— BEGIN TASK INPUTS —
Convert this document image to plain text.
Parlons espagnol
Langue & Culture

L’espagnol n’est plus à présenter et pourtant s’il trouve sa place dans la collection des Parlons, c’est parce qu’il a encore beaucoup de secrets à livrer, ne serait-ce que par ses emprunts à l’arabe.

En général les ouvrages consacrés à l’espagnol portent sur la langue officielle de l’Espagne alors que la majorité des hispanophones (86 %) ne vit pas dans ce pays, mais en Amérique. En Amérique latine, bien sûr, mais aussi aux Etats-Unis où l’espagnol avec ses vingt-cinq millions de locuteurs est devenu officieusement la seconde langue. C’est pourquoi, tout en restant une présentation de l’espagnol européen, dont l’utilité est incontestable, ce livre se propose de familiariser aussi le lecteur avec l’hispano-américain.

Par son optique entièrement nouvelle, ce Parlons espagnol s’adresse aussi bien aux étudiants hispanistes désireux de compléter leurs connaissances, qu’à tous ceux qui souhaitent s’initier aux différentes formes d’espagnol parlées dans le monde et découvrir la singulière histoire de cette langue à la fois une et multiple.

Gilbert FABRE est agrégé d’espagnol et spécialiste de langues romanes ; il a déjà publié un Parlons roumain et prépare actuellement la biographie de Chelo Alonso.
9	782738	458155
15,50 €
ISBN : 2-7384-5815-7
— END TASK INPUTS —
— BEGIN TASK INPUTS —
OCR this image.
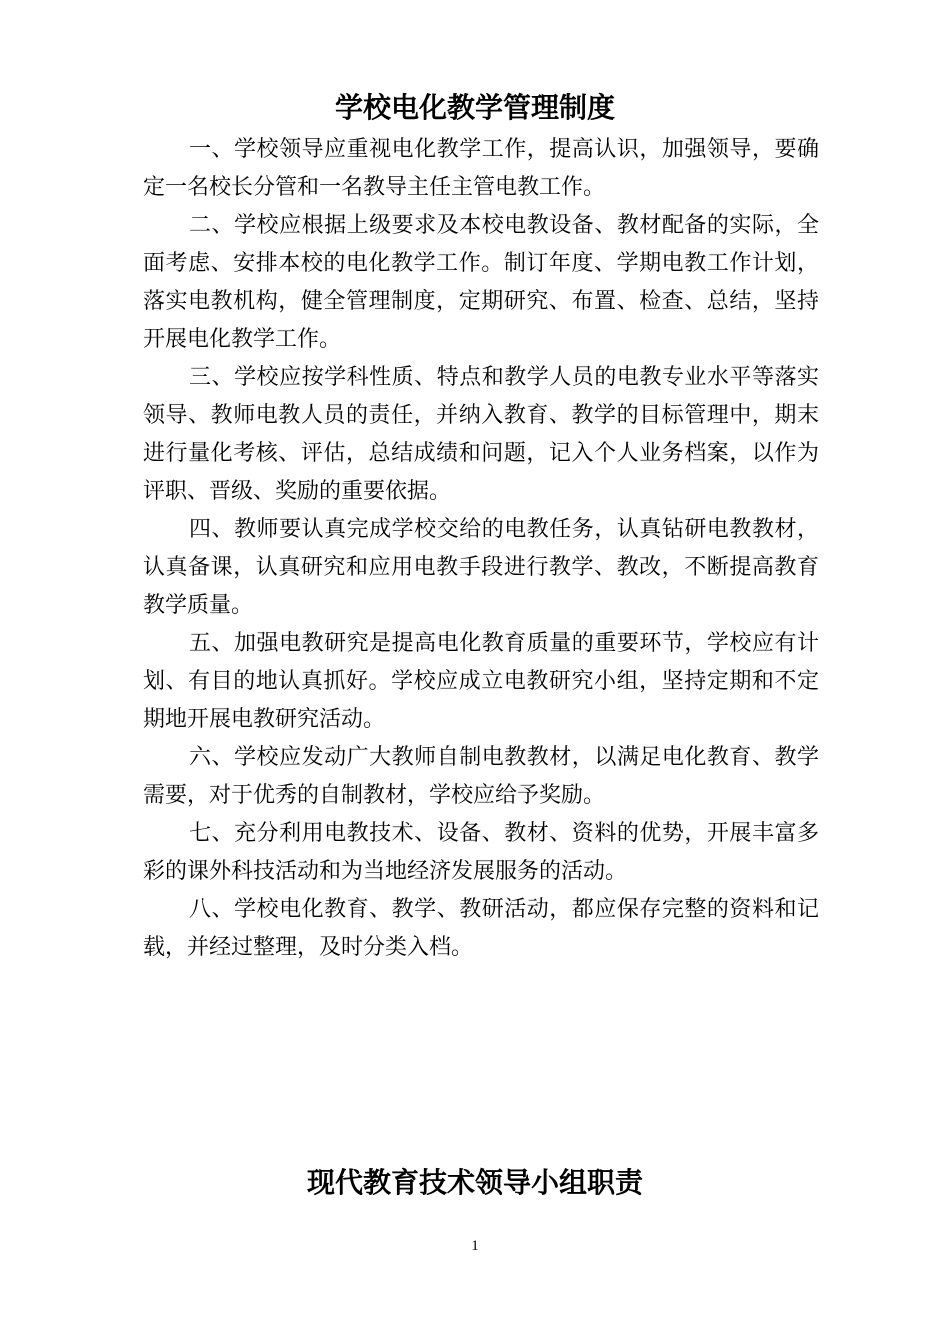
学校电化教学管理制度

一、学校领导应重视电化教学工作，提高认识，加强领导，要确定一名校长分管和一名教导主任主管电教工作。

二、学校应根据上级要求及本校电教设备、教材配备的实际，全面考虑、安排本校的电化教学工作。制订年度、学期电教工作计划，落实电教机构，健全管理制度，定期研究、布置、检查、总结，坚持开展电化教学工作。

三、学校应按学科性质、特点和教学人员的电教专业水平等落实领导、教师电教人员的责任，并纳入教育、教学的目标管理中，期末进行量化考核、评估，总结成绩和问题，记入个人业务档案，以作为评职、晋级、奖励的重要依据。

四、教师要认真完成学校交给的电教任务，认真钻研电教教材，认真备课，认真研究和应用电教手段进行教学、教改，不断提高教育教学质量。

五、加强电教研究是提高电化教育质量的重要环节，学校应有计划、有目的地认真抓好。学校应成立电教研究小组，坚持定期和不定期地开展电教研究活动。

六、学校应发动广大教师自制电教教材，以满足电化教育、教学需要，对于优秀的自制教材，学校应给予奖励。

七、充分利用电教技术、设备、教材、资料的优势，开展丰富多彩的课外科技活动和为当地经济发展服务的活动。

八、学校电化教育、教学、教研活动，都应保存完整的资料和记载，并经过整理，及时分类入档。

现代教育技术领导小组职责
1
— END TASK INPUTS —
— BEGIN TASK INPUTS —
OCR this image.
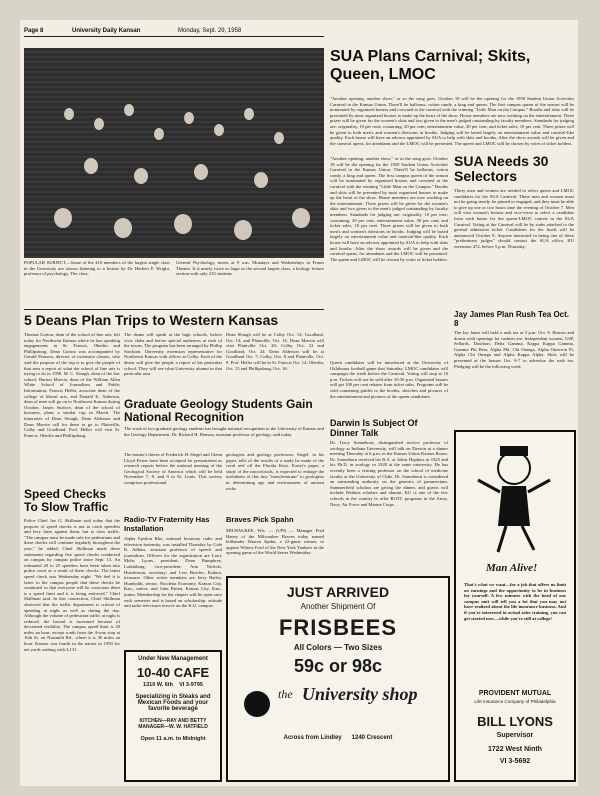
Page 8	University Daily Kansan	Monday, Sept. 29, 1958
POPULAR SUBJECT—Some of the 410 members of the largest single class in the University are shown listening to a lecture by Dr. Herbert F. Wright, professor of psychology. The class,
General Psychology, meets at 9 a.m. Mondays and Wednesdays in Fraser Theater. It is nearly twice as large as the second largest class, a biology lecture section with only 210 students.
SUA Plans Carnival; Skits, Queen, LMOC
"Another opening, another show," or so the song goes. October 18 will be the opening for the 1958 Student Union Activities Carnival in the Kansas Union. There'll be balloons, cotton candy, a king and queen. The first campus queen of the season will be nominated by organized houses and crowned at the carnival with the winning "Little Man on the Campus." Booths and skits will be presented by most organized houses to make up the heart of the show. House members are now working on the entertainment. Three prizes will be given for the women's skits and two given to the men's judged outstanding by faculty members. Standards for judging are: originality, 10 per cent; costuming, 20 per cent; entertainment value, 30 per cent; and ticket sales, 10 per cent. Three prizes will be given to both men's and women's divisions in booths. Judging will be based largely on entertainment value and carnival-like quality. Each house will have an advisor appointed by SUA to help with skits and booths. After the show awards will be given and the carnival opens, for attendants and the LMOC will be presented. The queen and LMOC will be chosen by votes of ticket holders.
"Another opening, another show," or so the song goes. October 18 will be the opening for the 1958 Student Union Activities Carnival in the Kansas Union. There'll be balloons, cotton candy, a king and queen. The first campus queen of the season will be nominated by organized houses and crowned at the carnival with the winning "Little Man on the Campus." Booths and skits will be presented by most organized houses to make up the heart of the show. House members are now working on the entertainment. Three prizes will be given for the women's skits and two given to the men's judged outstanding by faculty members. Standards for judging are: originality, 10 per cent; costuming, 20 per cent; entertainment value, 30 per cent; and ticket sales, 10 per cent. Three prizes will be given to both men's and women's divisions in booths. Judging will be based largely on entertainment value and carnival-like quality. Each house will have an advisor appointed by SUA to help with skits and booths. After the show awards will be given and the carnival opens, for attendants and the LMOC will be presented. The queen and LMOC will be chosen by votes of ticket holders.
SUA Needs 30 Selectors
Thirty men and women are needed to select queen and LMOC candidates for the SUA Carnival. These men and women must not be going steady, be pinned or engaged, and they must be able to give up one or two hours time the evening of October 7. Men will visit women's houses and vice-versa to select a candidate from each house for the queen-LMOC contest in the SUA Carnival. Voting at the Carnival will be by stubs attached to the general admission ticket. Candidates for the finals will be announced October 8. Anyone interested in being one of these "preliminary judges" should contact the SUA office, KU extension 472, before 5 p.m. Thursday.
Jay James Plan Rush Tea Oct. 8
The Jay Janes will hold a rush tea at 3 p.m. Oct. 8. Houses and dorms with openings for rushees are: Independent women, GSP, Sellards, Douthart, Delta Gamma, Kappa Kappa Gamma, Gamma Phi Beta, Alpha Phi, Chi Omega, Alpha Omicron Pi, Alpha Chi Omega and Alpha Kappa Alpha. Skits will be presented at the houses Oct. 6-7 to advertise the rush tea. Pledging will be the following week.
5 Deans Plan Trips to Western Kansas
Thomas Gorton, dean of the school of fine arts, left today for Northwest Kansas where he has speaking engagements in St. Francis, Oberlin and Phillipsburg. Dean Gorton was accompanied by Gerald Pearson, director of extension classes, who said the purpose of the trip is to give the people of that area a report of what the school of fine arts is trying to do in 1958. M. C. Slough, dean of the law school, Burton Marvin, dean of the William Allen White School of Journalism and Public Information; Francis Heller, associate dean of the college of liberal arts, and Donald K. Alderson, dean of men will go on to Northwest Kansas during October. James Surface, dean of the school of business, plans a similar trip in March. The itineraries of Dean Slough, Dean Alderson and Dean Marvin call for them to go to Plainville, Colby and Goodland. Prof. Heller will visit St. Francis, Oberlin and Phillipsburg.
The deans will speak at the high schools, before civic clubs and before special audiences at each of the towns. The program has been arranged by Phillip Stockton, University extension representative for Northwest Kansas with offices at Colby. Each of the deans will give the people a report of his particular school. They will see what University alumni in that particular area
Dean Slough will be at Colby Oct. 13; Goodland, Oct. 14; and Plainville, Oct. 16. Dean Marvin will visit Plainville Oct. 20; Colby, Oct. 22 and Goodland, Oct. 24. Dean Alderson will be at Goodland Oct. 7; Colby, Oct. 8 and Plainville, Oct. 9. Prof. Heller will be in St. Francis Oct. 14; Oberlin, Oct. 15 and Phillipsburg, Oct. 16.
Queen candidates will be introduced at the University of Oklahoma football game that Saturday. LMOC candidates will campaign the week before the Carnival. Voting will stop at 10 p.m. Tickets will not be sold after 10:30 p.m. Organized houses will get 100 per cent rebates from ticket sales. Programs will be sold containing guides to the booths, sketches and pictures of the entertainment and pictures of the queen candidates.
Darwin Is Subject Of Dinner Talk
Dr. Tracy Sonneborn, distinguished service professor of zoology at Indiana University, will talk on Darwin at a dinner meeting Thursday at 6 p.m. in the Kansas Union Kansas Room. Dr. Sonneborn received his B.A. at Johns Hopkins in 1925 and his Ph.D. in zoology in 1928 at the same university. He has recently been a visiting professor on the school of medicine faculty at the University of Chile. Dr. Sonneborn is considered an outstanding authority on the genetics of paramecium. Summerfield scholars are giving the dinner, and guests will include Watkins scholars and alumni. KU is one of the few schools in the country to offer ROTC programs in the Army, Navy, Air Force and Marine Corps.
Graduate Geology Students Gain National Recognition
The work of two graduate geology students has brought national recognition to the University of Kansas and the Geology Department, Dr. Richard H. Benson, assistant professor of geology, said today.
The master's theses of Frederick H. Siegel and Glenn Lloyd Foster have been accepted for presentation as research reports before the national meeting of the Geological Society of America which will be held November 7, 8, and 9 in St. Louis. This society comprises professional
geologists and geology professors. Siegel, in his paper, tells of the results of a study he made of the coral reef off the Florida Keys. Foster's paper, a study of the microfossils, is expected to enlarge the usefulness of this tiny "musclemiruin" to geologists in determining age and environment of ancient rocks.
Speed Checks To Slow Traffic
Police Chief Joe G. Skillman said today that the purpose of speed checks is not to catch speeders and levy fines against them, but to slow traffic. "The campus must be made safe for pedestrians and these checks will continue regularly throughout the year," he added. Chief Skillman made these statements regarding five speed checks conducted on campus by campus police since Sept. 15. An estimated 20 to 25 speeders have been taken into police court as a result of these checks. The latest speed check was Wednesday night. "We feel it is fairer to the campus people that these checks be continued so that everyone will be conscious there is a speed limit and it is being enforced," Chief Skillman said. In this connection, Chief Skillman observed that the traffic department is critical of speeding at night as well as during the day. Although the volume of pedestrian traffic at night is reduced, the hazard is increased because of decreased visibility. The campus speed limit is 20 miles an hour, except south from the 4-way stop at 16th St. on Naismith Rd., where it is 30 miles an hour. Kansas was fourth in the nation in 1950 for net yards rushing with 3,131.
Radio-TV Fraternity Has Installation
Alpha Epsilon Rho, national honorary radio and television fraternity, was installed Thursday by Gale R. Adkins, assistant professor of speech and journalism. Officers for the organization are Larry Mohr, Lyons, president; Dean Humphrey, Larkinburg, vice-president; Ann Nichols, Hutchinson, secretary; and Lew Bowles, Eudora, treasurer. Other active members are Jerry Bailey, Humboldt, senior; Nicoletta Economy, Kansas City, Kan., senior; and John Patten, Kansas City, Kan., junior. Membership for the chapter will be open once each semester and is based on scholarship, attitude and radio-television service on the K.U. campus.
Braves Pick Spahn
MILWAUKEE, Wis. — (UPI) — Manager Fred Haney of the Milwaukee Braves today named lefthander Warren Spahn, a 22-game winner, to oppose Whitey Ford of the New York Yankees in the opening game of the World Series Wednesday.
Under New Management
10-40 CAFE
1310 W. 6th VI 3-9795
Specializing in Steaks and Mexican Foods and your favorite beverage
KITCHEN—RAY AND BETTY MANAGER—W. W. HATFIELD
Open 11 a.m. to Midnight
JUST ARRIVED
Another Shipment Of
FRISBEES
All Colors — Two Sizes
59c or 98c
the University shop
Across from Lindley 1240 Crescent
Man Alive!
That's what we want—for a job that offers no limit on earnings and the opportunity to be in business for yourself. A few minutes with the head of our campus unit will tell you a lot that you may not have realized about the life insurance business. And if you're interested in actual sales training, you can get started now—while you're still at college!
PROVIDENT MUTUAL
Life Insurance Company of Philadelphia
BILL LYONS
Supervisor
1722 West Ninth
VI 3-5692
— END TASK INPUTS —
> [TASK PROMPT]
In the entries above, find the lines containing the word "Spahn" and say how many there are, with no other words.

> [CORRECT RESULT]
2